EXCERPTED RECORDS:
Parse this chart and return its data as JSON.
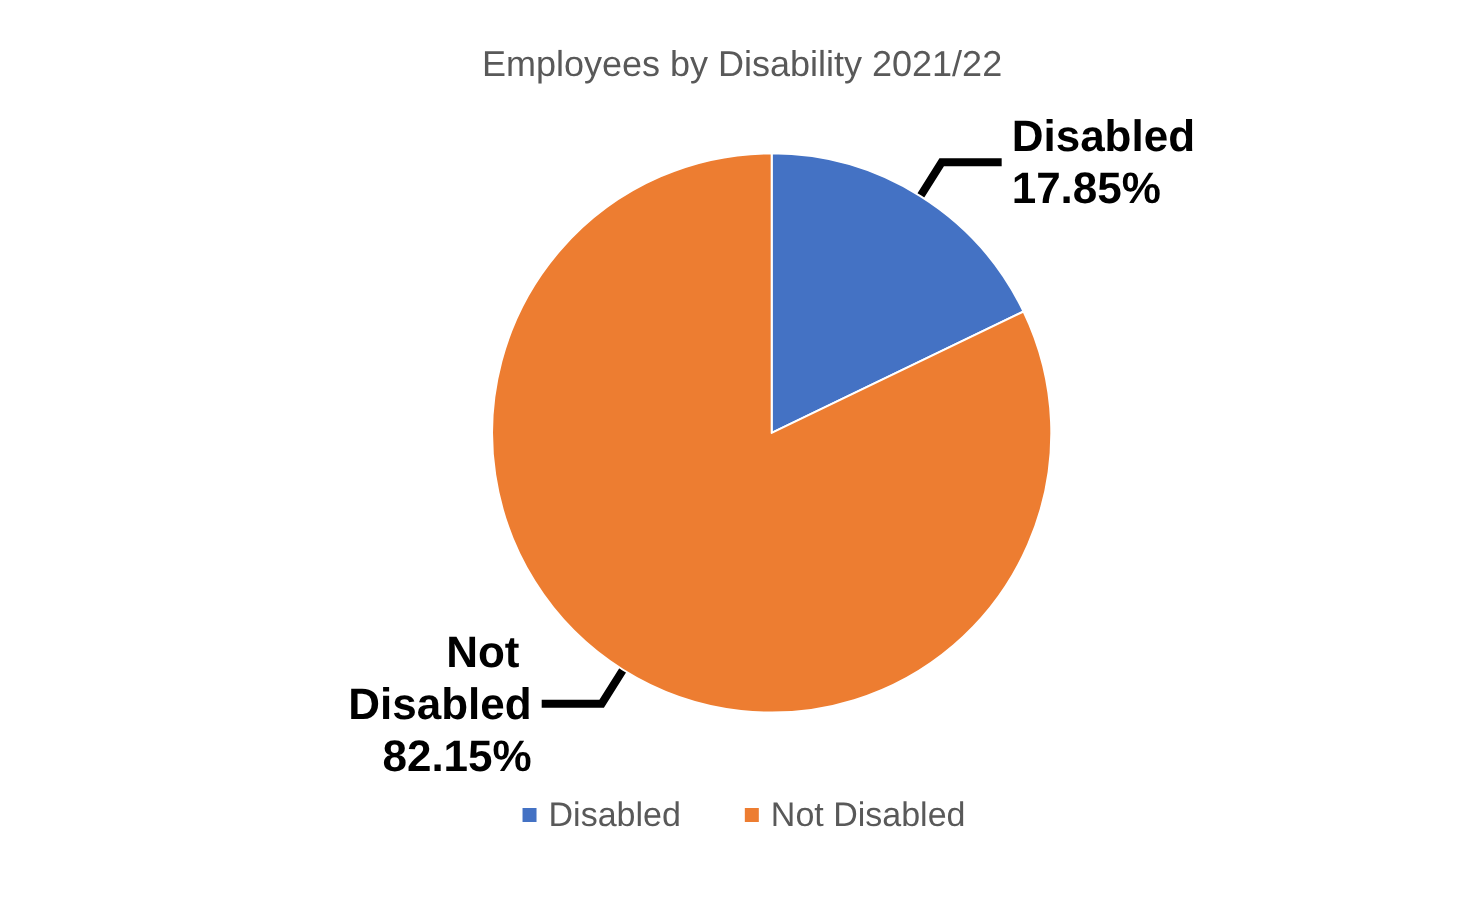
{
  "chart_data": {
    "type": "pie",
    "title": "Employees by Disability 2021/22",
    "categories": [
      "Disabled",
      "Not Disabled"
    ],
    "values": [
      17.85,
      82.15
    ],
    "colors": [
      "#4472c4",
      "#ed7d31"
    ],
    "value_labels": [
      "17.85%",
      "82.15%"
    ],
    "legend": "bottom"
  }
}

THE PROBLEM:
Could you reproduce every record above exactly, leaving out the pictures?

THE COMPLETED TASK:
Parse this chart and return its data as JSON.
{
  "chart_data": {
    "type": "pie",
    "title": "Employees by Disability 2021/22",
    "categories": [
      "Disabled",
      "Not Disabled"
    ],
    "values": [
      17.85,
      82.15
    ],
    "colors": [
      "#4472c4",
      "#ed7d31"
    ],
    "value_labels": [
      "17.85%",
      "82.15%"
    ],
    "legend": "bottom"
  }
}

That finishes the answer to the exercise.